Figure collection entries
════
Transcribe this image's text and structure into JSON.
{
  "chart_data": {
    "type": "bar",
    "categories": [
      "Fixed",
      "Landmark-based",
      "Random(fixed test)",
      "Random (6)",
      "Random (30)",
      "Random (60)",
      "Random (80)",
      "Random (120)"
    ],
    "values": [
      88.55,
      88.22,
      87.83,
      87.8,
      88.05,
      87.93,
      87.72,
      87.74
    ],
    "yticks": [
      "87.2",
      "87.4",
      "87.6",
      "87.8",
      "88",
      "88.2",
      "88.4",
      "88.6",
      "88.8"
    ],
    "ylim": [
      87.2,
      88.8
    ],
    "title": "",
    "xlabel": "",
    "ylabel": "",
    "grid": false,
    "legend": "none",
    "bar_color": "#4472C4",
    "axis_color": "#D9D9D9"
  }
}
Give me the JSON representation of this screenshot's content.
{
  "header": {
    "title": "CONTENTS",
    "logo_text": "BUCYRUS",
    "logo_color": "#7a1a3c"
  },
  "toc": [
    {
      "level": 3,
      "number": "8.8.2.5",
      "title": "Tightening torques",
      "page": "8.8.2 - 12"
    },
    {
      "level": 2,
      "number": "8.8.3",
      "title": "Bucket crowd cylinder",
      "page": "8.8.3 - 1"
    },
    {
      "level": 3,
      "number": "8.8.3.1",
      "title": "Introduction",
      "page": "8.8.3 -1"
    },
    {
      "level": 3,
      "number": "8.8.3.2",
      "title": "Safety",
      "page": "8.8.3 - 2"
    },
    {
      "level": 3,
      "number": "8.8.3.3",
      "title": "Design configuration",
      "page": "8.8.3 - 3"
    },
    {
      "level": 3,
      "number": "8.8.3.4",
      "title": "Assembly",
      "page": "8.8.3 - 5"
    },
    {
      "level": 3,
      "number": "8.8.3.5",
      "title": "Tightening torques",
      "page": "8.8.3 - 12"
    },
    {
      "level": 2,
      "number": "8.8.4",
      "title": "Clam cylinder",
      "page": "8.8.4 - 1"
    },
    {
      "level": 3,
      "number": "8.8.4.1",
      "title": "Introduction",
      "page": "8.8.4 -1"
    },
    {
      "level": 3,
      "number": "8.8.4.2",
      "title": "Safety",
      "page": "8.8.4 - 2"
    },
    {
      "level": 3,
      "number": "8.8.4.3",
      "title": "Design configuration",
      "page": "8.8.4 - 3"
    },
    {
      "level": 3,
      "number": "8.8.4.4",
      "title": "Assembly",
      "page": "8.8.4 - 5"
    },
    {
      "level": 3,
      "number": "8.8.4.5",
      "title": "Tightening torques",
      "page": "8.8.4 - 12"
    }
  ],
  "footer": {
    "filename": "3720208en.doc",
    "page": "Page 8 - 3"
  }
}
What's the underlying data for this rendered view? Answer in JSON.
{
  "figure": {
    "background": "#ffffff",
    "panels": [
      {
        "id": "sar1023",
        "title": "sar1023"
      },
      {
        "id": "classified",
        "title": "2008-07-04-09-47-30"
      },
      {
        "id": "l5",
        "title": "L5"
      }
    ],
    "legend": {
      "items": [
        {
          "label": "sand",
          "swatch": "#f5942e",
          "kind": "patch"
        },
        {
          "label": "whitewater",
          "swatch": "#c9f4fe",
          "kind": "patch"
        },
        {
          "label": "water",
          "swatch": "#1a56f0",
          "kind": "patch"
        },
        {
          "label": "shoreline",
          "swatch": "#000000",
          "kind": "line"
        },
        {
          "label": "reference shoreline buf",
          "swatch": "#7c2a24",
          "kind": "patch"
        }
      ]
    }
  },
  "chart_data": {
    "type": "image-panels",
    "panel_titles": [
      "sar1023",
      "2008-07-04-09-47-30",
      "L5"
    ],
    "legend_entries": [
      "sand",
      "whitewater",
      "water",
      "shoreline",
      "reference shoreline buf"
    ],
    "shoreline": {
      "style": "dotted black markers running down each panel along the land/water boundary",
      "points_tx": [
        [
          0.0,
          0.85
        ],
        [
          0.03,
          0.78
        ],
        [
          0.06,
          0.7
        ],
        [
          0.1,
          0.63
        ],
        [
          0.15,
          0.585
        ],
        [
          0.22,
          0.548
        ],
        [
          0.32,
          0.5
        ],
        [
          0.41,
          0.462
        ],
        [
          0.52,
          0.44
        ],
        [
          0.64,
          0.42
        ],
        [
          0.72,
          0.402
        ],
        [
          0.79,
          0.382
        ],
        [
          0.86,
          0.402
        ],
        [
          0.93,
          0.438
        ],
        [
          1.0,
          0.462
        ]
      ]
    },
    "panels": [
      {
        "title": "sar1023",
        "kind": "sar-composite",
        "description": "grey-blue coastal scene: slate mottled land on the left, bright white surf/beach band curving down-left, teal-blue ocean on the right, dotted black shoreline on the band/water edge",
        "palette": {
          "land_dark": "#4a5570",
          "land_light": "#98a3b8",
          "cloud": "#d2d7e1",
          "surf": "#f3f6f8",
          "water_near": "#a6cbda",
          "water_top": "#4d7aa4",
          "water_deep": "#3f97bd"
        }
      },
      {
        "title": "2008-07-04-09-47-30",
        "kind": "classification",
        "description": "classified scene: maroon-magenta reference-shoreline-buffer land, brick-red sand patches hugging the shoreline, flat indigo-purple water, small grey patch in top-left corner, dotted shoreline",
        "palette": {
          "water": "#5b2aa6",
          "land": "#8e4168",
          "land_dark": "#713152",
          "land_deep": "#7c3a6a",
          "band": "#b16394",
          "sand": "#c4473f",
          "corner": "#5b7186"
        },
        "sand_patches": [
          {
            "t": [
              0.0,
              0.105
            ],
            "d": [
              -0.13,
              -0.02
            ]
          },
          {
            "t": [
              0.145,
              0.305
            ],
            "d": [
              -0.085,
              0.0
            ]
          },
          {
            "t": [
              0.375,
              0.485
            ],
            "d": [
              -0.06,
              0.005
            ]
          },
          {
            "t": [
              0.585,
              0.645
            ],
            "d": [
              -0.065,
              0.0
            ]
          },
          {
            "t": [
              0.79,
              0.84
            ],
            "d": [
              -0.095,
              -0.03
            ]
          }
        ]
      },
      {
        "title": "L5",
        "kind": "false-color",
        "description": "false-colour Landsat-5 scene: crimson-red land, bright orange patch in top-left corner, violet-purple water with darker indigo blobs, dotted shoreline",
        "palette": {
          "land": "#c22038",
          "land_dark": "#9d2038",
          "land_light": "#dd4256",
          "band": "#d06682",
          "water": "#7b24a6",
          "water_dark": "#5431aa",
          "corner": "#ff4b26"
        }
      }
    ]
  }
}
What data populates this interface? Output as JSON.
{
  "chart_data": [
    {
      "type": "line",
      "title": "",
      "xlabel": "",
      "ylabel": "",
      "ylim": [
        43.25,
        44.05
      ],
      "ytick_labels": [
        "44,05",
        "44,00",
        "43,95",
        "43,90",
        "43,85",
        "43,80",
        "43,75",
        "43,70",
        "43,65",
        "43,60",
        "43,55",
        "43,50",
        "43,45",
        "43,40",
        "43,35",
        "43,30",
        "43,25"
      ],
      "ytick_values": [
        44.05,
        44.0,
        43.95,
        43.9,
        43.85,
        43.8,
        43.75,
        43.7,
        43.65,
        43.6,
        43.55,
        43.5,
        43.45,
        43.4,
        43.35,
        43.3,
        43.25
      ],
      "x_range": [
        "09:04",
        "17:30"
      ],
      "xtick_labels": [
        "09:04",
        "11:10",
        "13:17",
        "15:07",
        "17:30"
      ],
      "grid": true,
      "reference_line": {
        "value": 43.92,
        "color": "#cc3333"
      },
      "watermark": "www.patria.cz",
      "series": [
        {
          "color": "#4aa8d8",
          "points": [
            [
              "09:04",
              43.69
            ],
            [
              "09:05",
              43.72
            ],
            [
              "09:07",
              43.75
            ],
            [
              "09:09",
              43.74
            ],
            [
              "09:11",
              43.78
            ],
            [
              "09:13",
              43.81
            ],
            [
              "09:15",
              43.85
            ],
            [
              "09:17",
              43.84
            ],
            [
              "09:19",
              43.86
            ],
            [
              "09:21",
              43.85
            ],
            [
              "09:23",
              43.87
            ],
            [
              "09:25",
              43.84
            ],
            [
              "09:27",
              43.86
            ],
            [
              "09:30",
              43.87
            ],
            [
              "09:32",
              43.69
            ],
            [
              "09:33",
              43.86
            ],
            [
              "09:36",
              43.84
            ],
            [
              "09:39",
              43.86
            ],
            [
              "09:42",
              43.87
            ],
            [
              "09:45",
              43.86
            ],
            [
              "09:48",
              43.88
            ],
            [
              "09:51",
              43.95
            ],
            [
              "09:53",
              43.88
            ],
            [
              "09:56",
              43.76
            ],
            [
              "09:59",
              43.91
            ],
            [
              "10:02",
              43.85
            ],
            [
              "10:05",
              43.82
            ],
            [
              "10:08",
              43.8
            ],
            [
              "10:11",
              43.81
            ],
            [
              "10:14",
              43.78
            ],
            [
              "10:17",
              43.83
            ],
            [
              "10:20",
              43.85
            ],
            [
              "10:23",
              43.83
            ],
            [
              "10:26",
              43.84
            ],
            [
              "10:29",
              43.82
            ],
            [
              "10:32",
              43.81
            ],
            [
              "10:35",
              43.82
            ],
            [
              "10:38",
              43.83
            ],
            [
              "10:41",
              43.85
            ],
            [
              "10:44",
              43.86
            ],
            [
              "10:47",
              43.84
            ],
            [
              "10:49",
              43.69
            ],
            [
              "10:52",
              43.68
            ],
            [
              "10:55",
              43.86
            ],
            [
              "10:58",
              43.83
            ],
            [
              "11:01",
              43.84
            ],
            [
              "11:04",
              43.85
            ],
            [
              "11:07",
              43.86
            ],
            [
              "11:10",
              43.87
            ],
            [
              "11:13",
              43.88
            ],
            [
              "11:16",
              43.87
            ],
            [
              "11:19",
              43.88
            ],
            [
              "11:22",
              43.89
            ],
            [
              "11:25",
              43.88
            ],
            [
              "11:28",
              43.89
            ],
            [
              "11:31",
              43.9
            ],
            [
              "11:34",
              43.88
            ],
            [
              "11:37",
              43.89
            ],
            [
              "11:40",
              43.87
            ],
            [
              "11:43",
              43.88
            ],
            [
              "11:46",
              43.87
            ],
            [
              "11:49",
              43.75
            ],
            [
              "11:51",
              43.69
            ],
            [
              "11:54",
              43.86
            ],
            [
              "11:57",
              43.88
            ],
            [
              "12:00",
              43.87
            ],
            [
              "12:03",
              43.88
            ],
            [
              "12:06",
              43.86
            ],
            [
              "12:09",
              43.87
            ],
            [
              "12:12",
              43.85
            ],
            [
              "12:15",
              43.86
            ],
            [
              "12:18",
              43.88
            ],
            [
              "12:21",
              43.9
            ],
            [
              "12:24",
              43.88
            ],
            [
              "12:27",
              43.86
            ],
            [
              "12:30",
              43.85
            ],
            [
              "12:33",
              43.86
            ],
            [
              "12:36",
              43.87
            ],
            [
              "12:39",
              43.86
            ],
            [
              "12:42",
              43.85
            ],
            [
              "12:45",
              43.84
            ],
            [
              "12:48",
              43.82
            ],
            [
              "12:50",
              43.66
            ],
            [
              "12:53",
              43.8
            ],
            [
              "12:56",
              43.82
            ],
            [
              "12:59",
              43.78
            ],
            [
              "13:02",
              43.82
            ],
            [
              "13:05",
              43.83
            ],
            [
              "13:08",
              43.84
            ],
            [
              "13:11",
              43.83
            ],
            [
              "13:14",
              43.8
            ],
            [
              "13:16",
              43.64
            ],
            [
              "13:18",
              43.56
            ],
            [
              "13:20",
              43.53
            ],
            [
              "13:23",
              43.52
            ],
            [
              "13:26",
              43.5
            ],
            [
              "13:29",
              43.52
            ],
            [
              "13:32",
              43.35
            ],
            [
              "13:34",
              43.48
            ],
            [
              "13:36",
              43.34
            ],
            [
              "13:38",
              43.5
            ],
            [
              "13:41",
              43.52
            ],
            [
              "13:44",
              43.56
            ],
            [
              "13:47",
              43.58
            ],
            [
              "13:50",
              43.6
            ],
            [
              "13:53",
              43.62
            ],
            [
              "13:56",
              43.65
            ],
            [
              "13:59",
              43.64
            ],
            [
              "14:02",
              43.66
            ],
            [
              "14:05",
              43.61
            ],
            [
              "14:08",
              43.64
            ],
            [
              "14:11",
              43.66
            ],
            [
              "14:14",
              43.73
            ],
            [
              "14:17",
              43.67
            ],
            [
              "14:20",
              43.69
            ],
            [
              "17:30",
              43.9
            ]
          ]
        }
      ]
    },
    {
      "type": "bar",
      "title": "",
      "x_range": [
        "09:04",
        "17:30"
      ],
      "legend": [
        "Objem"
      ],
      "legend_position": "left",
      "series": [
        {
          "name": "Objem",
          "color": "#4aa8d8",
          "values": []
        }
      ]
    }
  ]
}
════
Task goal
Where a line contains "bright", copy that line.

Response to the exercise
        "description": "grey-blue coastal scene: slate mottled land on the left, bright white surf/beach band curving down-left, teal-blue ocean on the right, dotted black shoreline on the band/water edge",
        "description": "false-colour Landsat-5 scene: crimson-red land, bright orange patch in top-left corner, violet-purple water with darker indigo blobs, dotted shoreline",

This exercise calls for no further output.